- RECORDS PROVIDED
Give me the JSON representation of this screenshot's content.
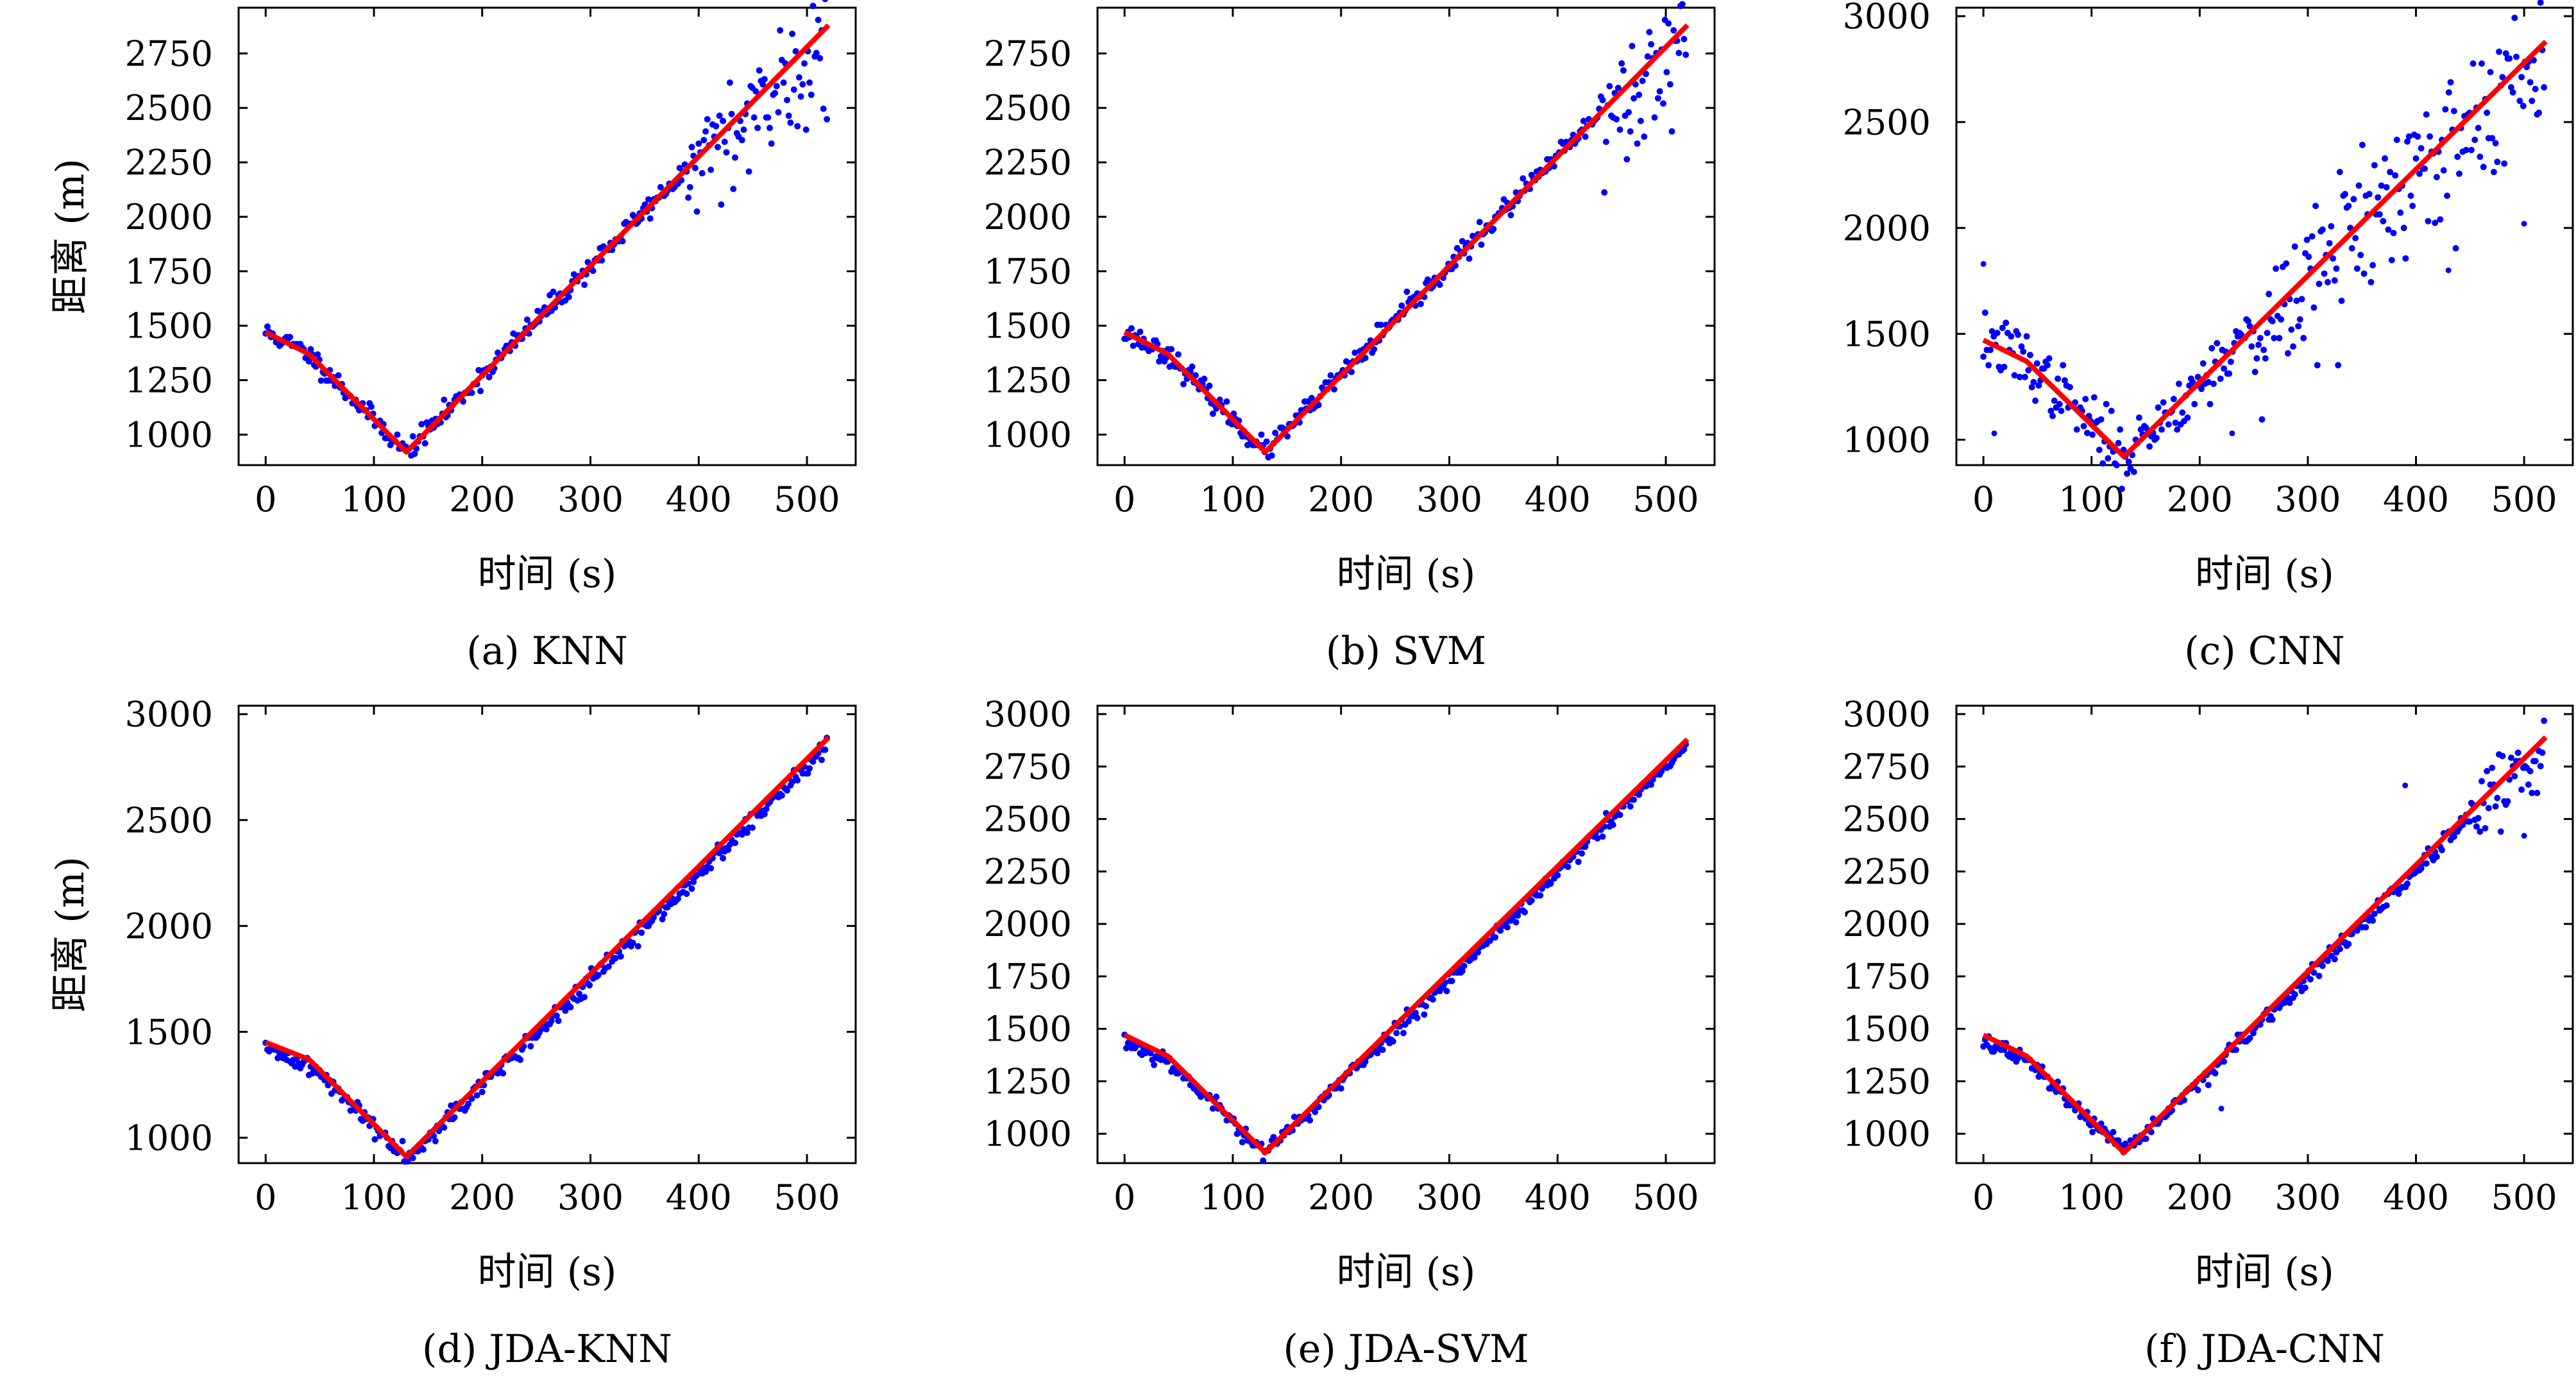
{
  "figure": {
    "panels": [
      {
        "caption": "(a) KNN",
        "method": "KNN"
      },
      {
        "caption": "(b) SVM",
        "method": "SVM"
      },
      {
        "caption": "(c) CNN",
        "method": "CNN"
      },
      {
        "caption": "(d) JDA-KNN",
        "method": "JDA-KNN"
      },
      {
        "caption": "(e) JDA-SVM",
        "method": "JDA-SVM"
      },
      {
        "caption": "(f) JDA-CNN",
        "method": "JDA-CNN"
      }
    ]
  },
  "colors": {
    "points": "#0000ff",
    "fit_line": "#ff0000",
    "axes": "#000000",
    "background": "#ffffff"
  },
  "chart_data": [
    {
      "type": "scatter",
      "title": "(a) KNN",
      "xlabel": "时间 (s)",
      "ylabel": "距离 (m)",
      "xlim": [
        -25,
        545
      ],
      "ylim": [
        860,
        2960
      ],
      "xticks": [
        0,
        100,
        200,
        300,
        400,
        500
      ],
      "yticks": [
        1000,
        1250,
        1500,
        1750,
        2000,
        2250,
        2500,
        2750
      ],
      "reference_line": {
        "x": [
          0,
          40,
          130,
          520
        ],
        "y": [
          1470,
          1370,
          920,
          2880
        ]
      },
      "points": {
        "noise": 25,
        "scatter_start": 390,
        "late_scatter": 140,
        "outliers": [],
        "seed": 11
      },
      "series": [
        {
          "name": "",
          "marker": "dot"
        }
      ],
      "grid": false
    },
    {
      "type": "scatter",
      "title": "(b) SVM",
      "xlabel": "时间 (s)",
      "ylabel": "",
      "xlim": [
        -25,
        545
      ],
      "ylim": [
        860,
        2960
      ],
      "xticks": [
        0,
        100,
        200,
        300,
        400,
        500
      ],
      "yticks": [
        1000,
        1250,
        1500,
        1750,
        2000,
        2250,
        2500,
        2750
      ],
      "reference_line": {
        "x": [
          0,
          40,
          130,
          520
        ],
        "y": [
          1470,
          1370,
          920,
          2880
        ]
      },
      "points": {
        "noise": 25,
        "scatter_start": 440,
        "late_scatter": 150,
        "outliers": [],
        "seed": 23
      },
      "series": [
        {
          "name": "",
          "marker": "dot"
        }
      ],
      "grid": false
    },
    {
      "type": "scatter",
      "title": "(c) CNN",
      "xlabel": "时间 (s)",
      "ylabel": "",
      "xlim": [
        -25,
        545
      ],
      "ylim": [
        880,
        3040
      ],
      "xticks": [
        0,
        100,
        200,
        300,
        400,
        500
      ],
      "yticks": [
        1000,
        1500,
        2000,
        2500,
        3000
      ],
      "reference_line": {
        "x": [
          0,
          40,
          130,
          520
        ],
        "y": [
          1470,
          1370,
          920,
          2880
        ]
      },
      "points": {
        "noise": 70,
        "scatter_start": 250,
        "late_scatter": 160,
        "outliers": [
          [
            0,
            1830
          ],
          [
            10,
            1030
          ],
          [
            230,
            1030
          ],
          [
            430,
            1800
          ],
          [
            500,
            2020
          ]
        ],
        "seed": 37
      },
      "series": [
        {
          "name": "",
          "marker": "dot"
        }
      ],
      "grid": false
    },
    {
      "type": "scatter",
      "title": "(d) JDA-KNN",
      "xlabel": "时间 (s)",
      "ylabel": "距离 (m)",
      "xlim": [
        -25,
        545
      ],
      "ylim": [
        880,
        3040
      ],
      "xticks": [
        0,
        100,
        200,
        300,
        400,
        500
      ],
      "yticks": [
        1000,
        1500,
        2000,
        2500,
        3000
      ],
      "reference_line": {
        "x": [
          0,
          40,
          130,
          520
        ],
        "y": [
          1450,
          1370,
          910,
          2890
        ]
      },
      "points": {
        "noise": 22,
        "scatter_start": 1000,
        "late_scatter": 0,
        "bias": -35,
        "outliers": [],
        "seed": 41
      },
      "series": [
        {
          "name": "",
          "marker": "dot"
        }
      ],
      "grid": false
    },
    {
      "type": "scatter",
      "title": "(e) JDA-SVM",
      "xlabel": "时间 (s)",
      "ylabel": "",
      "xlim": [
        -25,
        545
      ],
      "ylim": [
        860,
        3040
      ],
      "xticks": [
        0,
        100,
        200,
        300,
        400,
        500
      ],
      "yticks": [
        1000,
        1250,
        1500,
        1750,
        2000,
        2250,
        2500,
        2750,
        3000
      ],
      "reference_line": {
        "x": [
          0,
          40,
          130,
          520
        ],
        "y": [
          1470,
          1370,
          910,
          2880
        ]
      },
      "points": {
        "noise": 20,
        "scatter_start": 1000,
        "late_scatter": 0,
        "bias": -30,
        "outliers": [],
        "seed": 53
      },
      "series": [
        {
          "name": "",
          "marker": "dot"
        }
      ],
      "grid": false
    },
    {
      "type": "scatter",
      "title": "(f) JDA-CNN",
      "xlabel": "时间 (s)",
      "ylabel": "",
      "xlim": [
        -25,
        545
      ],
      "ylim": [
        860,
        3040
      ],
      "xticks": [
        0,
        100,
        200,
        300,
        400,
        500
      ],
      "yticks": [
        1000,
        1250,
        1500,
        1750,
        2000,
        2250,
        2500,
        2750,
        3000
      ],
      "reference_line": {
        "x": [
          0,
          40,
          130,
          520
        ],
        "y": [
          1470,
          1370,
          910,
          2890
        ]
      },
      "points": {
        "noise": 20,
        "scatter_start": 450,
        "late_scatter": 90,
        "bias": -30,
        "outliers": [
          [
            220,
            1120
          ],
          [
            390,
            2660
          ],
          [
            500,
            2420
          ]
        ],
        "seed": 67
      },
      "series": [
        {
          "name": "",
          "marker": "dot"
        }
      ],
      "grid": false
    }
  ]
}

- TO DO
List the lines of the material in which the word "method" occurs.

- EXERCISE OUTPUT
        "method": "KNN"
        "method": "SVM"
        "method": "CNN"
        "method": "JDA-KNN"
        "method": "JDA-SVM"
        "method": "JDA-CNN"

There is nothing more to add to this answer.